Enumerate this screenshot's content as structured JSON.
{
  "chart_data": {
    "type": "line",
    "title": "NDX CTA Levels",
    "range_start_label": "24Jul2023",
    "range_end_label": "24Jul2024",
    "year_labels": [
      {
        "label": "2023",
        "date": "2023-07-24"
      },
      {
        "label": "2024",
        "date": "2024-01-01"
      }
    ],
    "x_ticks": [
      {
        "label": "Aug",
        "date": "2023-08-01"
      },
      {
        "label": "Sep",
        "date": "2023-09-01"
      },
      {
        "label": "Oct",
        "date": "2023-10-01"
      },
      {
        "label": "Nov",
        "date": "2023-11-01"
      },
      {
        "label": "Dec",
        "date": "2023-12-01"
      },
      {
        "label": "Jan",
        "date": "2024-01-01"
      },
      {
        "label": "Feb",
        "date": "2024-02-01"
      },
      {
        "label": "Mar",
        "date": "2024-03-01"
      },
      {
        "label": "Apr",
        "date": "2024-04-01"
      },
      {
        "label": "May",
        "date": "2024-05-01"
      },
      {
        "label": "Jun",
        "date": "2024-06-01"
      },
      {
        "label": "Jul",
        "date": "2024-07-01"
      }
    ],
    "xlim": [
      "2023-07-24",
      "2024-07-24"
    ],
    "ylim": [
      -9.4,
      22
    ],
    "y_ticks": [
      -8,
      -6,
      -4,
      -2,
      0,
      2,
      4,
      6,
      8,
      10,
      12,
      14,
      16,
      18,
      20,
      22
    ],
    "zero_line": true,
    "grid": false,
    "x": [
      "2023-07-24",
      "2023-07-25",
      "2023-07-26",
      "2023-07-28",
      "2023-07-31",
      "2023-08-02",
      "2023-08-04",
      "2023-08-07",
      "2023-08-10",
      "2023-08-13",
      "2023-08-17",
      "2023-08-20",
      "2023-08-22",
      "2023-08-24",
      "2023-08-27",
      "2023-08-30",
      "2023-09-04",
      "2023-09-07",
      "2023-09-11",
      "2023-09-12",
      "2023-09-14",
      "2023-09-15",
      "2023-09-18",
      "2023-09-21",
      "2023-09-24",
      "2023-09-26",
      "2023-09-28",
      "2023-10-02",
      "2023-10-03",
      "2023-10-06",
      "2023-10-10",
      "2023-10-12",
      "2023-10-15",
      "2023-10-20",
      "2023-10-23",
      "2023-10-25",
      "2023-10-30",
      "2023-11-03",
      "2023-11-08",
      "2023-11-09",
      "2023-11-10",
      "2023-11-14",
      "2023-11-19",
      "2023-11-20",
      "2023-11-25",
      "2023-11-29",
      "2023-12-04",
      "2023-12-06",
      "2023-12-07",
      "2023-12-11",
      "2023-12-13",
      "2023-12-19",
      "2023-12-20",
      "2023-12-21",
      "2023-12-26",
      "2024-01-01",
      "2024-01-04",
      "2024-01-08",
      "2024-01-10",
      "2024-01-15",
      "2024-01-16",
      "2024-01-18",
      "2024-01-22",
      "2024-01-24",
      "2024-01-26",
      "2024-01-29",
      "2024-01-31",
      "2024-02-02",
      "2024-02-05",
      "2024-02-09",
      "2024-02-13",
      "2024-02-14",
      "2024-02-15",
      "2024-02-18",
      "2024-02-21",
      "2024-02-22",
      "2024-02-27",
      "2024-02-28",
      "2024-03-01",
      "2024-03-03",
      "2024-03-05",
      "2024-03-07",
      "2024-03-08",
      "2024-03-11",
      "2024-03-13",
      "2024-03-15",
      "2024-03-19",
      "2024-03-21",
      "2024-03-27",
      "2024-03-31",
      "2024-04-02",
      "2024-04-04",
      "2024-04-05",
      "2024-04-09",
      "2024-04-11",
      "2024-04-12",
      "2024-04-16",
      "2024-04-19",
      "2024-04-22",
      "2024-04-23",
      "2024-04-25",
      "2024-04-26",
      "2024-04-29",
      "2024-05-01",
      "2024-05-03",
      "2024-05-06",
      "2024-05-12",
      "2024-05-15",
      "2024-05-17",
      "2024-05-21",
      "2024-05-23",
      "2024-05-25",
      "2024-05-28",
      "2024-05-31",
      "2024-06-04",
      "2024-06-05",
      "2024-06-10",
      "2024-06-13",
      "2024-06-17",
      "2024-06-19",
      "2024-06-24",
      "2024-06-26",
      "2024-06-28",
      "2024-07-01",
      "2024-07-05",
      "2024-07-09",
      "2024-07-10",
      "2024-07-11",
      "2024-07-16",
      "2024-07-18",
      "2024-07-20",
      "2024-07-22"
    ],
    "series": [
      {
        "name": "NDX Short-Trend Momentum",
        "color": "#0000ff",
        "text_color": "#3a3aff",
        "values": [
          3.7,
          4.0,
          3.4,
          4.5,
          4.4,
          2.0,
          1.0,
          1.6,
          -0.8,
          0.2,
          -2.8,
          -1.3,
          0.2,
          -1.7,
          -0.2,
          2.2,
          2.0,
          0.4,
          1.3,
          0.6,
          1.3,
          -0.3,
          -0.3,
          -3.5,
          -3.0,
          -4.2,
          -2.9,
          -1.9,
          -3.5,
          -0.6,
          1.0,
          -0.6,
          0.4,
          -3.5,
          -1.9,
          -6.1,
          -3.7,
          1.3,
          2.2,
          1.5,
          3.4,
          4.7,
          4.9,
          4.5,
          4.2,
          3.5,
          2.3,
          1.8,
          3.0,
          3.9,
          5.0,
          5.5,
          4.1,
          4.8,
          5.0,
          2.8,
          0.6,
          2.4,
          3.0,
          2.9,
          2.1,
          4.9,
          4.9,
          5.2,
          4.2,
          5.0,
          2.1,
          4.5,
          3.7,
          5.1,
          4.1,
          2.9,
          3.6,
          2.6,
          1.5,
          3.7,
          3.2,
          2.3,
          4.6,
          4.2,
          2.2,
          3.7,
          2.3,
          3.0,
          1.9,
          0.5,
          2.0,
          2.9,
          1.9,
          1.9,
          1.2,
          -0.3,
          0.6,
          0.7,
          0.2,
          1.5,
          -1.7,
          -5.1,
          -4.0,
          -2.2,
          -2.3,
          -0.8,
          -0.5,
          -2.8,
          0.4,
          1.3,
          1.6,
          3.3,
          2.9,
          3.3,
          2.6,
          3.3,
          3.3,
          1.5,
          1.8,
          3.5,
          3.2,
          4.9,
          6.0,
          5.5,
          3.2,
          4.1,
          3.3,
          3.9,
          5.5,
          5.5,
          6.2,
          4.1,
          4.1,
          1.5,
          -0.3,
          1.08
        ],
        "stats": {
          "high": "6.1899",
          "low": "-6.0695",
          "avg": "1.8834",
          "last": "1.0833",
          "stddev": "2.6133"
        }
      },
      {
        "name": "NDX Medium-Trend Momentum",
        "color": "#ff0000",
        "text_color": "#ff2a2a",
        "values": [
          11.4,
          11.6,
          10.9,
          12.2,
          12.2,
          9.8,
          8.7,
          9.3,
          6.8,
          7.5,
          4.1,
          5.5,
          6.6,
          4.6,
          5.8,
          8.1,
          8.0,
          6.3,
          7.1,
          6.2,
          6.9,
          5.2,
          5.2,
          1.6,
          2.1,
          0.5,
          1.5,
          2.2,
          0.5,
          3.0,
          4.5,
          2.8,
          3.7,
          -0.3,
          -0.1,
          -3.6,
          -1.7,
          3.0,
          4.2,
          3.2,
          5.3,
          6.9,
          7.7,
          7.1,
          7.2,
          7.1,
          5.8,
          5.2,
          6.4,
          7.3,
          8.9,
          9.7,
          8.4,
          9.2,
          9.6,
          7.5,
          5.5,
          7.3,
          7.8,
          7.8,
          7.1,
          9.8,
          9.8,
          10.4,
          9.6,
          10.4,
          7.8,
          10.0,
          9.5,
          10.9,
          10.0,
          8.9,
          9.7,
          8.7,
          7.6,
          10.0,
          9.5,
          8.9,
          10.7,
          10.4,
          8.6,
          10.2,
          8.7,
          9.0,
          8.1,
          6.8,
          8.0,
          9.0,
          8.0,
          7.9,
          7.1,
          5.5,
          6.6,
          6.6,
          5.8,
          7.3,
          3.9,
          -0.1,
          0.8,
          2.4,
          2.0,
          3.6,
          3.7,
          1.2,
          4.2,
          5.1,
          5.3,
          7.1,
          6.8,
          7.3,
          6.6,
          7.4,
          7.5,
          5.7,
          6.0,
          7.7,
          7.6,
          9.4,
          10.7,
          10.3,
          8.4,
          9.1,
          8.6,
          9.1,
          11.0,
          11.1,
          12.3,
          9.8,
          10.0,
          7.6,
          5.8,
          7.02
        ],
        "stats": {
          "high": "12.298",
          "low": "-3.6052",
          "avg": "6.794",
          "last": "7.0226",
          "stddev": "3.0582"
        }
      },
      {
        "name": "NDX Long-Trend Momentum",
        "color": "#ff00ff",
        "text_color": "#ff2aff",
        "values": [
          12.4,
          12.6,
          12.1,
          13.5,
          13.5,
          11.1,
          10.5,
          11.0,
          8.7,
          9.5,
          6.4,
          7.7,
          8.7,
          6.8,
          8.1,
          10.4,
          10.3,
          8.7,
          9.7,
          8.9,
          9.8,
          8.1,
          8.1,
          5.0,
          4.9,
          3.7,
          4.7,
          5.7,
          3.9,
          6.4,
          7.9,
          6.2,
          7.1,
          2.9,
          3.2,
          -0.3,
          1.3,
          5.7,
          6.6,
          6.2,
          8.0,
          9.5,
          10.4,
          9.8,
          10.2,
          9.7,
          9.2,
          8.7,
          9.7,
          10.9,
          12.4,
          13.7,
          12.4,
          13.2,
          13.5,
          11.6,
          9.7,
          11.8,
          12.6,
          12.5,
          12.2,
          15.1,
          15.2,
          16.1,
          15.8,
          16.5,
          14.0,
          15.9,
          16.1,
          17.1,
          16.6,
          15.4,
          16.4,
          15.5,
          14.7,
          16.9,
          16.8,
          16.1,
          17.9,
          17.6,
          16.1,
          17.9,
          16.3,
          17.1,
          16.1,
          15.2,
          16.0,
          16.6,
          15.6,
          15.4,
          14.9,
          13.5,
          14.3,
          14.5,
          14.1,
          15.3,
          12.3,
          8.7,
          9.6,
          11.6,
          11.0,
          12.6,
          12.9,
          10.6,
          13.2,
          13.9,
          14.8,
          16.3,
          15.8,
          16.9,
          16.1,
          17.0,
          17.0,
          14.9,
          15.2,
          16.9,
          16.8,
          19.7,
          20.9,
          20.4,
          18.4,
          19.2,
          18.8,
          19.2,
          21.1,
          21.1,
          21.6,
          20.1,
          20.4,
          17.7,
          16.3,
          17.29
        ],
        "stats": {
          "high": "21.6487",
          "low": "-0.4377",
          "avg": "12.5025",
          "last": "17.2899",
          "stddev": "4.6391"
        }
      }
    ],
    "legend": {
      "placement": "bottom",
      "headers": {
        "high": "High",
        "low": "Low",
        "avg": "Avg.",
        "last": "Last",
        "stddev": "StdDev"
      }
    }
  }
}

----

## DIRECTIONS FOR THIS TASK
In how many lines does the word "stddev" appear? Respond with the number alone.

## COMPLETE OUTPUT
4